Stored records:
◇ ◇ ◇

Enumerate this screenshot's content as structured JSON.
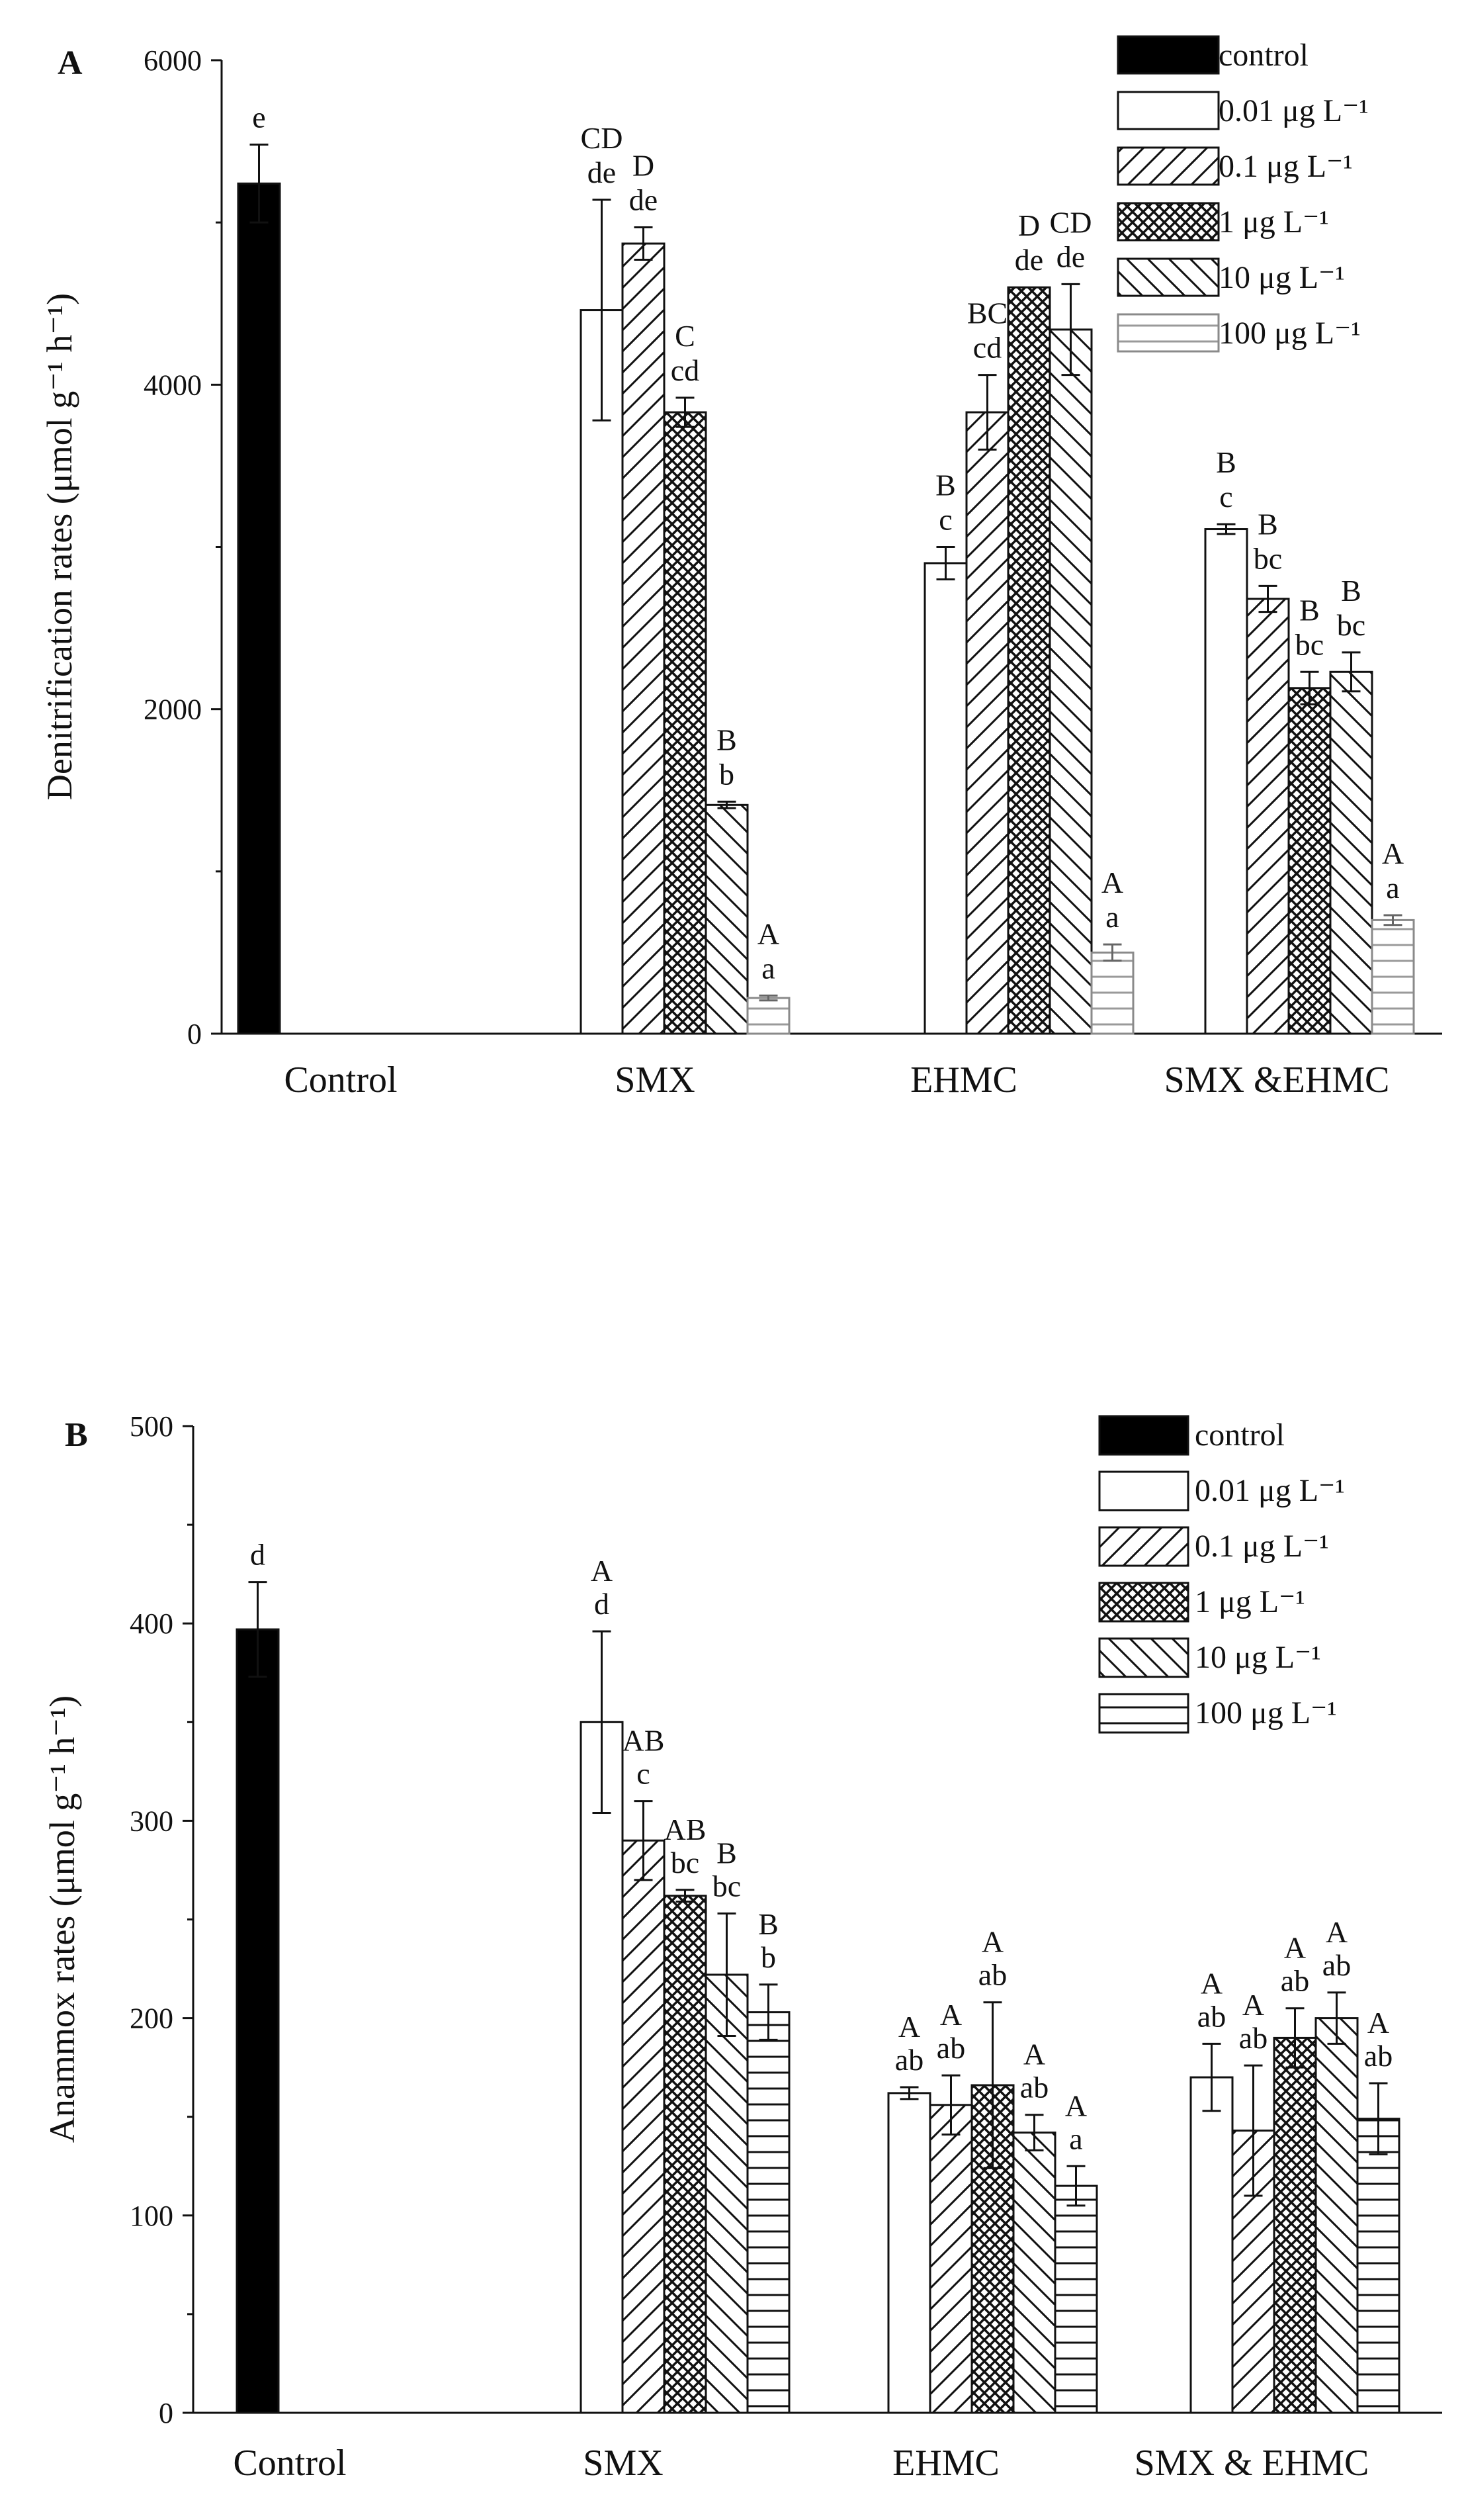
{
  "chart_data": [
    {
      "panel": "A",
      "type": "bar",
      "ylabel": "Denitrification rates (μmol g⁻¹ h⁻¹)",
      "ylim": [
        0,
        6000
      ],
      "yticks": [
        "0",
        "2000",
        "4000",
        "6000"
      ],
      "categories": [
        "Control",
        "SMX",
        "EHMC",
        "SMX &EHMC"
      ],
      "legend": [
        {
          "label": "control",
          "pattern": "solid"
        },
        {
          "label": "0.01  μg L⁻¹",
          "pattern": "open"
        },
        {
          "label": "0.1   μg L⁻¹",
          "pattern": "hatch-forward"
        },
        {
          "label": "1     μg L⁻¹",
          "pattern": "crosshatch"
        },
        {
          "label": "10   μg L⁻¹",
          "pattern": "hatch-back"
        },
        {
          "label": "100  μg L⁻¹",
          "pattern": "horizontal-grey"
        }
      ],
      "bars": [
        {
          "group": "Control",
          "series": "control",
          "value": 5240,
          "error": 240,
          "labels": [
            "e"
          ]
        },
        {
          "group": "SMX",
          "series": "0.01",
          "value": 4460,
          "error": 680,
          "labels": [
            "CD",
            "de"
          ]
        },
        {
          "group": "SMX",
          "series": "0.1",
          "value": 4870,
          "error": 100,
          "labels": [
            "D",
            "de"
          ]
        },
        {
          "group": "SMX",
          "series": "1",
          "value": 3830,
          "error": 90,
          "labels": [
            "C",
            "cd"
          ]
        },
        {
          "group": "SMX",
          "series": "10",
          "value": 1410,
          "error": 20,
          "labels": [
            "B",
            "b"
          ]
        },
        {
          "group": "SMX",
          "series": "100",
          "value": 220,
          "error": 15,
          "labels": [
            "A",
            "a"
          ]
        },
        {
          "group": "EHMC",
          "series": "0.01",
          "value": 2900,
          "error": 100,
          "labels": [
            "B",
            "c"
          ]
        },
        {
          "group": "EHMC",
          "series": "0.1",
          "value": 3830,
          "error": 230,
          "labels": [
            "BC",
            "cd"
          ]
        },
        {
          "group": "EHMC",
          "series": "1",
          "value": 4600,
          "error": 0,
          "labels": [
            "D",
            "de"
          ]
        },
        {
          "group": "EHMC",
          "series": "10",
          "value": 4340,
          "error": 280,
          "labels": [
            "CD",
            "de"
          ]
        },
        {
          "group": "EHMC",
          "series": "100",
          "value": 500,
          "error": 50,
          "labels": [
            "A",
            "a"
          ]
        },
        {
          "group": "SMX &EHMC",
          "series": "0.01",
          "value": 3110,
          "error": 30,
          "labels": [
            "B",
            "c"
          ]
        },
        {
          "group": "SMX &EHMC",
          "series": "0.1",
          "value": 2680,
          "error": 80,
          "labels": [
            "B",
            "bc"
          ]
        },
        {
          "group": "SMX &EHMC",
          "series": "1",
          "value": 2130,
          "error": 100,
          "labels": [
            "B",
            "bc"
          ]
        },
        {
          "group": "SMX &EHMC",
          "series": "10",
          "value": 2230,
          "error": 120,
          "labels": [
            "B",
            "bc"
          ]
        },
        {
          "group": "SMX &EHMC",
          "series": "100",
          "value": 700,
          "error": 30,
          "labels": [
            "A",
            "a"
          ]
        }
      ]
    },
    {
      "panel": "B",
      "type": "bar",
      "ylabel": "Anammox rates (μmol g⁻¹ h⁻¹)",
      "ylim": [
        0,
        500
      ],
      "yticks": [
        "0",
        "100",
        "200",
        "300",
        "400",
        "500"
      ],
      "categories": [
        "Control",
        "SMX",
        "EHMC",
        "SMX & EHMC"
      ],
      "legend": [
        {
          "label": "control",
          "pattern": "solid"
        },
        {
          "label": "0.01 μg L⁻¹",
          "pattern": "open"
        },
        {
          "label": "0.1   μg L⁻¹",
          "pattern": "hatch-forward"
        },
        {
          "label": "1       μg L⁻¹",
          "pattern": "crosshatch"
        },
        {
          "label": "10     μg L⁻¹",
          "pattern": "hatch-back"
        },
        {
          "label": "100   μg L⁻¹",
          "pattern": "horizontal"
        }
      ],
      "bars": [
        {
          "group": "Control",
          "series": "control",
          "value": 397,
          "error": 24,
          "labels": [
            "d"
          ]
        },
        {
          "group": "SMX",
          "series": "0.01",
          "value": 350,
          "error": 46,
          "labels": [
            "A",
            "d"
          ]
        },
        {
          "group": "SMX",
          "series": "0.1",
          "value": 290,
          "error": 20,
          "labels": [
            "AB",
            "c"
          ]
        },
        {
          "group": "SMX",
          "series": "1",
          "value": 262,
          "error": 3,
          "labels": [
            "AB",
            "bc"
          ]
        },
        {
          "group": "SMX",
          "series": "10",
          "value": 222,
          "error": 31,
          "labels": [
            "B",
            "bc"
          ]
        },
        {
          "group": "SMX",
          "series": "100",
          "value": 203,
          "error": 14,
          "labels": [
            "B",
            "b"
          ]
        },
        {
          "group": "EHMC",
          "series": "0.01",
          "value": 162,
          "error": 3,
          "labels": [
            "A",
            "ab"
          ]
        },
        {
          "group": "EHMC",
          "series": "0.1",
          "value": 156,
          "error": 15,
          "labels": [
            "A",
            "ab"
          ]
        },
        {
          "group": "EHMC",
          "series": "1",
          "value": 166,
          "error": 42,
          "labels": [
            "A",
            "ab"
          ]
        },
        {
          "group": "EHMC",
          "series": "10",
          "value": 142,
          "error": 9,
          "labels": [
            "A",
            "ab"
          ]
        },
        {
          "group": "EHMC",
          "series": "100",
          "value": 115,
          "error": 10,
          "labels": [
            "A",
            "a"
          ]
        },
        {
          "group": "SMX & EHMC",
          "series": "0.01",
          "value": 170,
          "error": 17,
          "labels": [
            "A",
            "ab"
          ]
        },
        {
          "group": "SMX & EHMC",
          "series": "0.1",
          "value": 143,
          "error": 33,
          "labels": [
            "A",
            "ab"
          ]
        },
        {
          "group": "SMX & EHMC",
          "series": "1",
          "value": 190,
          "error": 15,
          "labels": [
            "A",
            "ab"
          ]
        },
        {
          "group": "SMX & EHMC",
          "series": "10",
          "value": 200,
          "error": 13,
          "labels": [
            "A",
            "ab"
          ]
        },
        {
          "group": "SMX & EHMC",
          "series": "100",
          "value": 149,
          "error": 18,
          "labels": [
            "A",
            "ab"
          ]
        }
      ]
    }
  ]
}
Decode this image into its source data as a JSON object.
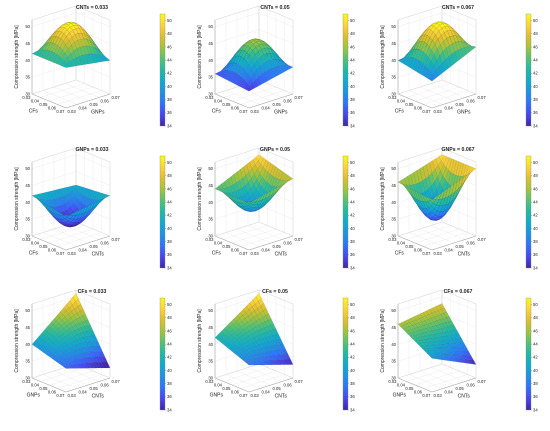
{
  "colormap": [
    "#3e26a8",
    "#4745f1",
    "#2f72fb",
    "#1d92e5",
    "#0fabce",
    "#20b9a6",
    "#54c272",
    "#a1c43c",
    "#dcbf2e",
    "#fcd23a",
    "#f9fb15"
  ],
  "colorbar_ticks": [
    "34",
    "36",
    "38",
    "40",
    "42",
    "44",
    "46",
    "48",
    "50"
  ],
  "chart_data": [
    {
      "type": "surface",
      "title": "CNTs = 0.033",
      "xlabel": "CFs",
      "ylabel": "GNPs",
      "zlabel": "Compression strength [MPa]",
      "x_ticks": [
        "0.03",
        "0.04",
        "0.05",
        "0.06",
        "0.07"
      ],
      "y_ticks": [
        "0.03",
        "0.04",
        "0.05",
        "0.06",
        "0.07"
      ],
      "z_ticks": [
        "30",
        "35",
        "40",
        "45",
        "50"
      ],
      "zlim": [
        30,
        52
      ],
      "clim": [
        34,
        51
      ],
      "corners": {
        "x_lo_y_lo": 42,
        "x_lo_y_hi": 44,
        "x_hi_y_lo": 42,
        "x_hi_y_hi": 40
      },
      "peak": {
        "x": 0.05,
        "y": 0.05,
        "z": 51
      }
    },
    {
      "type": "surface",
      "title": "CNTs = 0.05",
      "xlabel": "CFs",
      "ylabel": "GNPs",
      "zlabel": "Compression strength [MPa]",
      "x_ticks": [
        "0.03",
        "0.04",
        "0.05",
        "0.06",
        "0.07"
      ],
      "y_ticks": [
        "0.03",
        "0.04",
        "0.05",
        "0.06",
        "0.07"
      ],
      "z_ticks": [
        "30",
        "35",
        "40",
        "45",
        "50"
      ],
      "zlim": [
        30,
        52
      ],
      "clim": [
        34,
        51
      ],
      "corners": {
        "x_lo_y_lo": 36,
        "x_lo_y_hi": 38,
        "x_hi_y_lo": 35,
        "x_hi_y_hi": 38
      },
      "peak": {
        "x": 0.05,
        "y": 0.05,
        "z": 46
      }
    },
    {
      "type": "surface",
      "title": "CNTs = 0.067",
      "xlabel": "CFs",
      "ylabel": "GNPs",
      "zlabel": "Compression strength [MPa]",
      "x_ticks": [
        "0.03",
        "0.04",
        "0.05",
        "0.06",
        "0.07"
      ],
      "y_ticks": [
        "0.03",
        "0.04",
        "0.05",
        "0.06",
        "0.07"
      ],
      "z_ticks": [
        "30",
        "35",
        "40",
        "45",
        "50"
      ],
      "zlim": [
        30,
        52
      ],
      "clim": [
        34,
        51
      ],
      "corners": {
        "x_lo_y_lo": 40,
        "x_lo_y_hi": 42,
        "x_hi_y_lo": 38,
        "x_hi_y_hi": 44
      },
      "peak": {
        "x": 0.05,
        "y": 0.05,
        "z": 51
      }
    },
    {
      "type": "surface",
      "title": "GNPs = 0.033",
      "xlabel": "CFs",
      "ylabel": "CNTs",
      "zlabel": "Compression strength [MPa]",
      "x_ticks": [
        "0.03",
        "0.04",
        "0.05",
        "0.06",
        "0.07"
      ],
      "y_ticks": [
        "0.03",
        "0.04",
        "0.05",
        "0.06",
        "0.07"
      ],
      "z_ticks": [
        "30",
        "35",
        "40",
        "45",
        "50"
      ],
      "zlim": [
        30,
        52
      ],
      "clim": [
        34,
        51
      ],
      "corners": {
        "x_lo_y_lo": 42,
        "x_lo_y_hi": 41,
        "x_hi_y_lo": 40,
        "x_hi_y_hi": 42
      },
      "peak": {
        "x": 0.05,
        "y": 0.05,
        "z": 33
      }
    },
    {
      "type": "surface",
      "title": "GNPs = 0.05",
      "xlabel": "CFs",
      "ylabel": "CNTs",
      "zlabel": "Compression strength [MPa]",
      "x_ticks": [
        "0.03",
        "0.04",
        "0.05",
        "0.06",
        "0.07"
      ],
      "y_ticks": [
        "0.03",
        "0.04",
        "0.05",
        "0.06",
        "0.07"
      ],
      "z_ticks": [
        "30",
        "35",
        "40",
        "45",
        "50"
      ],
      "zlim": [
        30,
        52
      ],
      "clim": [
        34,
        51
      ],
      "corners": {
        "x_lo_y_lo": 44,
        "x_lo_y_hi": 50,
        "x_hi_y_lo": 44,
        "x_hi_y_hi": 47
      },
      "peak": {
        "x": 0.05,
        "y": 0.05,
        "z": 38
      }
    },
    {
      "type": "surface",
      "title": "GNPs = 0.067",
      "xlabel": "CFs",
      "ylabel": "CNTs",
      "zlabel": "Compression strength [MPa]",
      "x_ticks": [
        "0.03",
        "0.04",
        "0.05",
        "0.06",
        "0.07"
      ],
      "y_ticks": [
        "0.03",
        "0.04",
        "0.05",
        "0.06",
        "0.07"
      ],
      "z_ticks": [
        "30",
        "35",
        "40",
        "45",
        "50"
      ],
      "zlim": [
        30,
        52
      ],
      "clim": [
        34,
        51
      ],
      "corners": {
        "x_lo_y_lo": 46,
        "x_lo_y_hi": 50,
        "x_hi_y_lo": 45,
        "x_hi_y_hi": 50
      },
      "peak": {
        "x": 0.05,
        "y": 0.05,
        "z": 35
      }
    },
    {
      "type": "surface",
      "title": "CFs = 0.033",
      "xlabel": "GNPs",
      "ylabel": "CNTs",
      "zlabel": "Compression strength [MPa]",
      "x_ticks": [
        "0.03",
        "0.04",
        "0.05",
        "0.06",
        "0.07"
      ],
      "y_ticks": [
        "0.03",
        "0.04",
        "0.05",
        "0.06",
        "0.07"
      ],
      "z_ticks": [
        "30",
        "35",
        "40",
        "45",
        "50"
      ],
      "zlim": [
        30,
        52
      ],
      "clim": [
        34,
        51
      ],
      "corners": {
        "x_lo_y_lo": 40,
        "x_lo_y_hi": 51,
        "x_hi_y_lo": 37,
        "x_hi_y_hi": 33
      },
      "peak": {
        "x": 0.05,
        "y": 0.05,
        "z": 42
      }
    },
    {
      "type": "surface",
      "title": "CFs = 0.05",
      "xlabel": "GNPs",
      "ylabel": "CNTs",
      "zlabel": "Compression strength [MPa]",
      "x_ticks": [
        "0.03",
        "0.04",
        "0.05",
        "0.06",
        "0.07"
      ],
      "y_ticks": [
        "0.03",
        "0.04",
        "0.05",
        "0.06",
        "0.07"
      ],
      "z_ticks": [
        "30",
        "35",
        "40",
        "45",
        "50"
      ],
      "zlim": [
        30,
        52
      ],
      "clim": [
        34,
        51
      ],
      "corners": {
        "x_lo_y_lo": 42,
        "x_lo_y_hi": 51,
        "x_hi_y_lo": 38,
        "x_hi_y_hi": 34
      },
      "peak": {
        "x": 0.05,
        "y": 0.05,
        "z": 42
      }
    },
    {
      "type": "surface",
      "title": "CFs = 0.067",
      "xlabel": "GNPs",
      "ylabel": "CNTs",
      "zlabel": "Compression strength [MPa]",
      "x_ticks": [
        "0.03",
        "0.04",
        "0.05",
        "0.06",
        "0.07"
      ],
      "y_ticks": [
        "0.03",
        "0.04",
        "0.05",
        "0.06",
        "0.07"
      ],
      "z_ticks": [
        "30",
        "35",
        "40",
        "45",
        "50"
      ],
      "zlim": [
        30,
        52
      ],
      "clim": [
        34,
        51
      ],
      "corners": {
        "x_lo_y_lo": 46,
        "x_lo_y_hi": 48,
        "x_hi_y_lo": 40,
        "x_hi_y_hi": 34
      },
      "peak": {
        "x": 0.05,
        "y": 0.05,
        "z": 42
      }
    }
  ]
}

◇ ◇ ◇

- **Task statement**:
From the entries above, list each line with "horizontal" in it.

- **Response**:
          "pattern": "horizontal-grey"
          "pattern": "horizontal"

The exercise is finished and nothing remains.